start Data extract

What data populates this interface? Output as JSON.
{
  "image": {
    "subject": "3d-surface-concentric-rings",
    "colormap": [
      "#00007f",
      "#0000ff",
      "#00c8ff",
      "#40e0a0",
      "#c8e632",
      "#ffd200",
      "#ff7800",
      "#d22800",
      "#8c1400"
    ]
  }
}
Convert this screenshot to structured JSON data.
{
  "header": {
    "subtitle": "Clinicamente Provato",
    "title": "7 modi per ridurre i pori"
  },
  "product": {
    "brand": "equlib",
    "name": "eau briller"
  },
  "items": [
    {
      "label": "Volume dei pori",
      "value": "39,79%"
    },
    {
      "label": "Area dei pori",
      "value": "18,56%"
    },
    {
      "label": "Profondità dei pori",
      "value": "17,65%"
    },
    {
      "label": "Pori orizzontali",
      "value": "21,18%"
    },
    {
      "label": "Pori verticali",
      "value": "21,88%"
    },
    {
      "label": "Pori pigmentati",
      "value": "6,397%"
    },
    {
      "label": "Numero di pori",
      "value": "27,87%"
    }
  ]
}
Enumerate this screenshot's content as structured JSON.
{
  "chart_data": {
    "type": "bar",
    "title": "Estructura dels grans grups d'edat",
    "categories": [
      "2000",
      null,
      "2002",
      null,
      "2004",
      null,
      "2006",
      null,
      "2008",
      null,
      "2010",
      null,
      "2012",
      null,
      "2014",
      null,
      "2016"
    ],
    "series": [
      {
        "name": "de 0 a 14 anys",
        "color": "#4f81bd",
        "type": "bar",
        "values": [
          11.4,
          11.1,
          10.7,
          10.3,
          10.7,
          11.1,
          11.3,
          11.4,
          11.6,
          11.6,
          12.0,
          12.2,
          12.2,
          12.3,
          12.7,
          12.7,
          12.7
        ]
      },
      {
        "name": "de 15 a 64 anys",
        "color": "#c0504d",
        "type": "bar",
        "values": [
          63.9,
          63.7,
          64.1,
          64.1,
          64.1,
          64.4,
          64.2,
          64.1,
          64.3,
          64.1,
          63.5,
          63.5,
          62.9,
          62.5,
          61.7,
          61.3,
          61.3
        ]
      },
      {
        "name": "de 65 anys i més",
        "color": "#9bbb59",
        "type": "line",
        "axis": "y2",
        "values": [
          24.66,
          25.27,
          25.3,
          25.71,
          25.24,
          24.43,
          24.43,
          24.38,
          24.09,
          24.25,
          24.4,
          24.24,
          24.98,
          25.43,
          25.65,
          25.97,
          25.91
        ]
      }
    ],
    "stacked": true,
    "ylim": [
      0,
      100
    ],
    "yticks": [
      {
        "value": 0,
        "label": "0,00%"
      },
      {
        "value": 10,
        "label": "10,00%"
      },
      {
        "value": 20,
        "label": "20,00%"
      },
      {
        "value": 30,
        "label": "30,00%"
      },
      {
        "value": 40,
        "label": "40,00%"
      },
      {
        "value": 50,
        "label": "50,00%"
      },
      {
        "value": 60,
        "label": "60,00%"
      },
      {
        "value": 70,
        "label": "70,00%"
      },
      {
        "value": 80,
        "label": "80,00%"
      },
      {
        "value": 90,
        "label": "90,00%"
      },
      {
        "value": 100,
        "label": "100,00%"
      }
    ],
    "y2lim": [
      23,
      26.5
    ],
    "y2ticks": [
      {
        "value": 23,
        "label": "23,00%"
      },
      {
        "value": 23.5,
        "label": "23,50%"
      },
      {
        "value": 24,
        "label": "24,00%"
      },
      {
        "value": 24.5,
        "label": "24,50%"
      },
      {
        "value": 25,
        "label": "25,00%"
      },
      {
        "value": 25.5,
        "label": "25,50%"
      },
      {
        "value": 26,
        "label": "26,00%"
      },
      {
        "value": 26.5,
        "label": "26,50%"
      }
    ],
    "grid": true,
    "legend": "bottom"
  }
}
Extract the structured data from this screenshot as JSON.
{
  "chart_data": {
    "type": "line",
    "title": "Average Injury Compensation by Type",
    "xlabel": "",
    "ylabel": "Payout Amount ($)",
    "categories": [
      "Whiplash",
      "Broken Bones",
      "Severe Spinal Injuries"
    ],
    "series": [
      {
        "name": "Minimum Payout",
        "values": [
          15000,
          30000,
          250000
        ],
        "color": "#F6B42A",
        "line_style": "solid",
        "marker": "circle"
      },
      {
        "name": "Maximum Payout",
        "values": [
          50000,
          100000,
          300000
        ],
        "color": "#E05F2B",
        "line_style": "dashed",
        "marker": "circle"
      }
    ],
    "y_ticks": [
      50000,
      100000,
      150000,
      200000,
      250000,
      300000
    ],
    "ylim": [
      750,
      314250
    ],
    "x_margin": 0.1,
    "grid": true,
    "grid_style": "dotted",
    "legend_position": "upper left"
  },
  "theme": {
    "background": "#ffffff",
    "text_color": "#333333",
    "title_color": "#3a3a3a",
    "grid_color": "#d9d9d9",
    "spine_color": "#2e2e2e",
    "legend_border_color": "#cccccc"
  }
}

end Data extract

* Written request: Copy out the whole listing exactly as written.

* Result:
What data populates this interface? Output as JSON.
{
  "image": {
    "subject": "3d-surface-concentric-rings",
    "colormap": [
      "#00007f",
      "#0000ff",
      "#00c8ff",
      "#40e0a0",
      "#c8e632",
      "#ffd200",
      "#ff7800",
      "#d22800",
      "#8c1400"
    ]
  }
}
Convert this screenshot to structured JSON data.
{
  "header": {
    "subtitle": "Clinicamente Provato",
    "title": "7 modi per ridurre i pori"
  },
  "product": {
    "brand": "equlib",
    "name": "eau briller"
  },
  "items": [
    {
      "label": "Volume dei pori",
      "value": "39,79%"
    },
    {
      "label": "Area dei pori",
      "value": "18,56%"
    },
    {
      "label": "Profondità dei pori",
      "value": "17,65%"
    },
    {
      "label": "Pori orizzontali",
      "value": "21,18%"
    },
    {
      "label": "Pori verticali",
      "value": "21,88%"
    },
    {
      "label": "Pori pigmentati",
      "value": "6,397%"
    },
    {
      "label": "Numero di pori",
      "value": "27,87%"
    }
  ]
}
Enumerate this screenshot's content as structured JSON.
{
  "chart_data": {
    "type": "bar",
    "title": "Estructura dels grans grups d'edat",
    "categories": [
      "2000",
      null,
      "2002",
      null,
      "2004",
      null,
      "2006",
      null,
      "2008",
      null,
      "2010",
      null,
      "2012",
      null,
      "2014",
      null,
      "2016"
    ],
    "series": [
      {
        "name": "de 0 a 14 anys",
        "color": "#4f81bd",
        "type": "bar",
        "values": [
          11.4,
          11.1,
          10.7,
          10.3,
          10.7,
          11.1,
          11.3,
          11.4,
          11.6,
          11.6,
          12.0,
          12.2,
          12.2,
          12.3,
          12.7,
          12.7,
          12.7
        ]
      },
      {
        "name": "de 15 a 64 anys",
        "color": "#c0504d",
        "type": "bar",
        "values": [
          63.9,
          63.7,
          64.1,
          64.1,
          64.1,
          64.4,
          64.2,
          64.1,
          64.3,
          64.1,
          63.5,
          63.5,
          62.9,
          62.5,
          61.7,
          61.3,
          61.3
        ]
      },
      {
        "name": "de 65 anys i més",
        "color": "#9bbb59",
        "type": "line",
        "axis": "y2",
        "values": [
          24.66,
          25.27,
          25.3,
          25.71,
          25.24,
          24.43,
          24.43,
          24.38,
          24.09,
          24.25,
          24.4,
          24.24,
          24.98,
          25.43,
          25.65,
          25.97,
          25.91
        ]
      }
    ],
    "stacked": true,
    "ylim": [
      0,
      100
    ],
    "yticks": [
      {
        "value": 0,
        "label": "0,00%"
      },
      {
        "value": 10,
        "label": "10,00%"
      },
      {
        "value": 20,
        "label": "20,00%"
      },
      {
        "value": 30,
        "label": "30,00%"
      },
      {
        "value": 40,
        "label": "40,00%"
      },
      {
        "value": 50,
        "label": "50,00%"
      },
      {
        "value": 60,
        "label": "60,00%"
      },
      {
        "value": 70,
        "label": "70,00%"
      },
      {
        "value": 80,
        "label": "80,00%"
      },
      {
        "value": 90,
        "label": "90,00%"
      },
      {
        "value": 100,
        "label": "100,00%"
      }
    ],
    "y2lim": [
      23,
      26.5
    ],
    "y2ticks": [
      {
        "value": 23,
        "label": "23,00%"
      },
      {
        "value": 23.5,
        "label": "23,50%"
      },
      {
        "value": 24,
        "label": "24,00%"
      },
      {
        "value": 24.5,
        "label": "24,50%"
      },
      {
        "value": 25,
        "label": "25,00%"
      },
      {
        "value": 25.5,
        "label": "25,50%"
      },
      {
        "value": 26,
        "label": "26,00%"
      },
      {
        "value": 26.5,
        "label": "26,50%"
      }
    ],
    "grid": true,
    "legend": "bottom"
  }
}
Extract the structured data from this screenshot as JSON.
{
  "chart_data": {
    "type": "line",
    "title": "Average Injury Compensation by Type",
    "xlabel": "",
    "ylabel": "Payout Amount ($)",
    "categories": [
      "Whiplash",
      "Broken Bones",
      "Severe Spinal Injuries"
    ],
    "series": [
      {
        "name": "Minimum Payout",
        "values": [
          15000,
          30000,
          250000
        ],
        "color": "#F6B42A",
        "line_style": "solid",
        "marker": "circle"
      },
      {
        "name": "Maximum Payout",
        "values": [
          50000,
          100000,
          300000
        ],
        "color": "#E05F2B",
        "line_style": "dashed",
        "marker": "circle"
      }
    ],
    "y_ticks": [
      50000,
      100000,
      150000,
      200000,
      250000,
      300000
    ],
    "ylim": [
      750,
      314250
    ],
    "x_margin": 0.1,
    "grid": true,
    "grid_style": "dotted",
    "legend_position": "upper left"
  },
  "theme": {
    "background": "#ffffff",
    "text_color": "#333333",
    "title_color": "#3a3a3a",
    "grid_color": "#d9d9d9",
    "spine_color": "#2e2e2e",
    "legend_border_color": "#cccccc"
  }
}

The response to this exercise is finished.